── Records to process ──
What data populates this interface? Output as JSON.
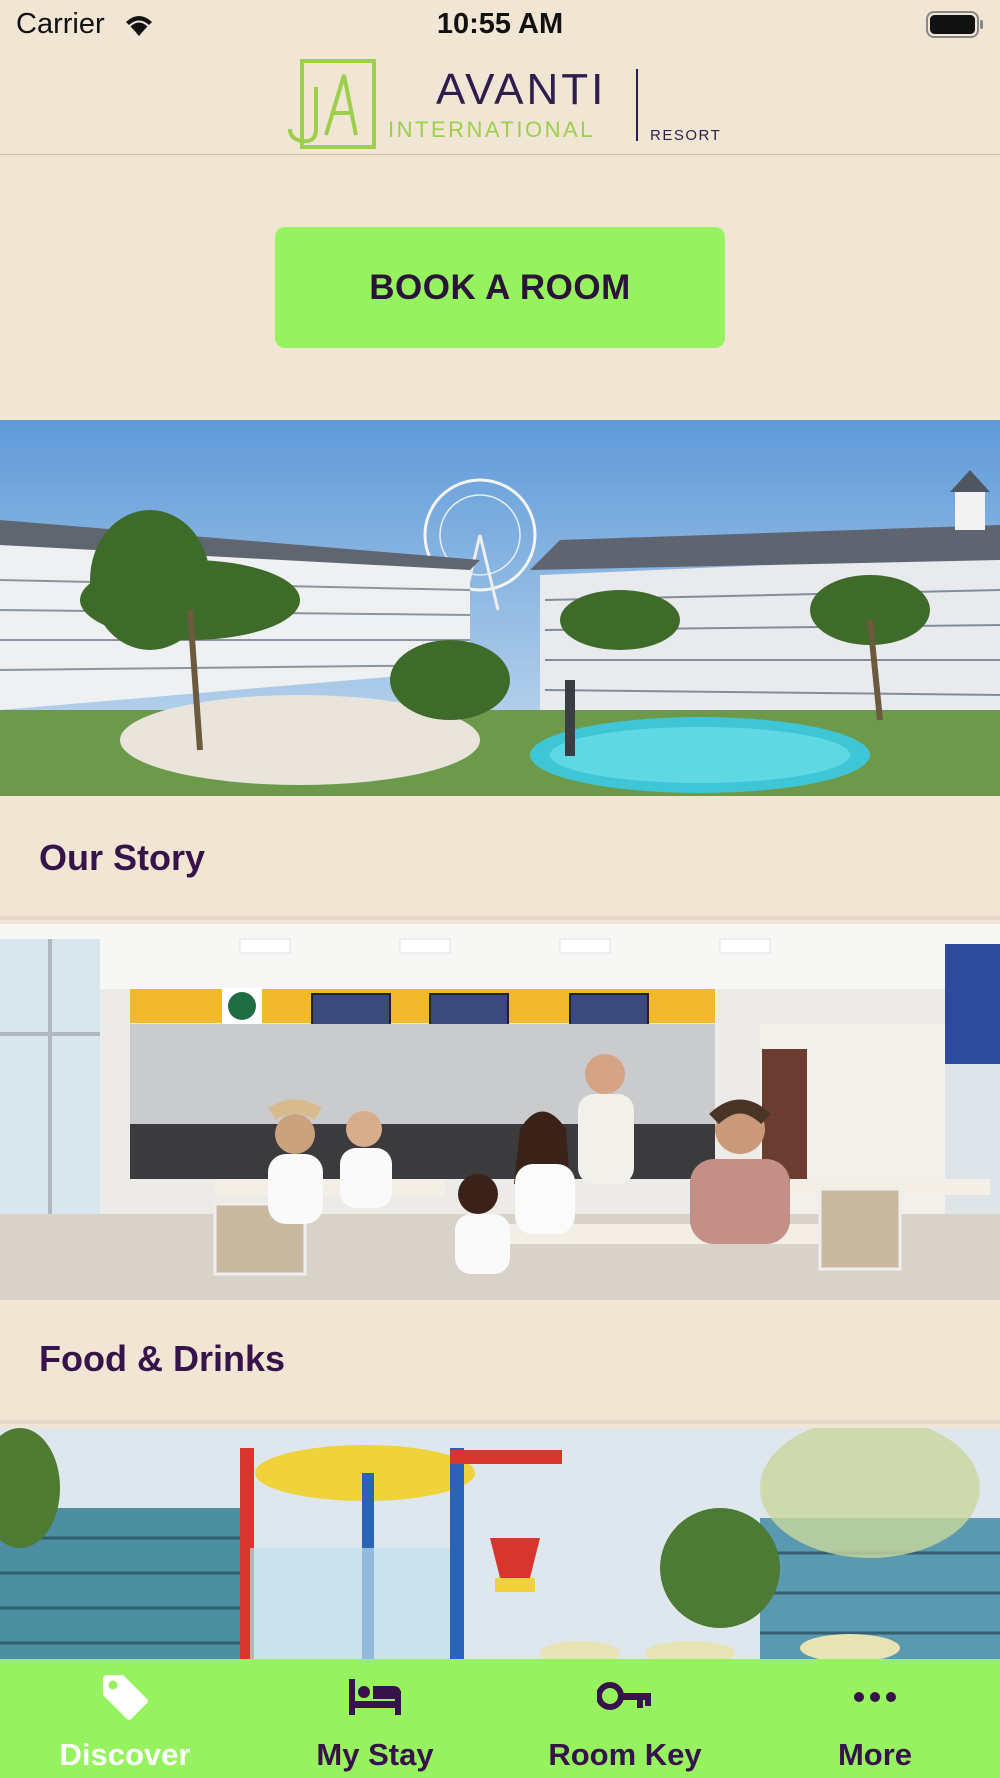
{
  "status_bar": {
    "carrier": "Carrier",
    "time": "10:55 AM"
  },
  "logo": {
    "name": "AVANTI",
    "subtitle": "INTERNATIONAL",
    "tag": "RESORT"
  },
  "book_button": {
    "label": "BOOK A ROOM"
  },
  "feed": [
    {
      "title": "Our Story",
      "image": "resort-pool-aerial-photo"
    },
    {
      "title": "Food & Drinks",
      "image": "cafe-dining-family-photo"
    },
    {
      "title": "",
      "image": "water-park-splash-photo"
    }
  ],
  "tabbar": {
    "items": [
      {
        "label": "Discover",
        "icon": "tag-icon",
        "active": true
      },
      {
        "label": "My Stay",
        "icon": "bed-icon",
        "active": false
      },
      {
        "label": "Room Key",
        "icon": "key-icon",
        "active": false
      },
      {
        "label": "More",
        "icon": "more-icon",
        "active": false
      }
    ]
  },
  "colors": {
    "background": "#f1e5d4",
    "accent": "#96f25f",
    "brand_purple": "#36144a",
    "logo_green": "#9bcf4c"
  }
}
───
Task prompt:
Find each line holding the string "image" and copy it out.

Correct answer:
      "image": "resort-pool-aerial-photo"
      "image": "cafe-dining-family-photo"
      "image": "water-park-splash-photo"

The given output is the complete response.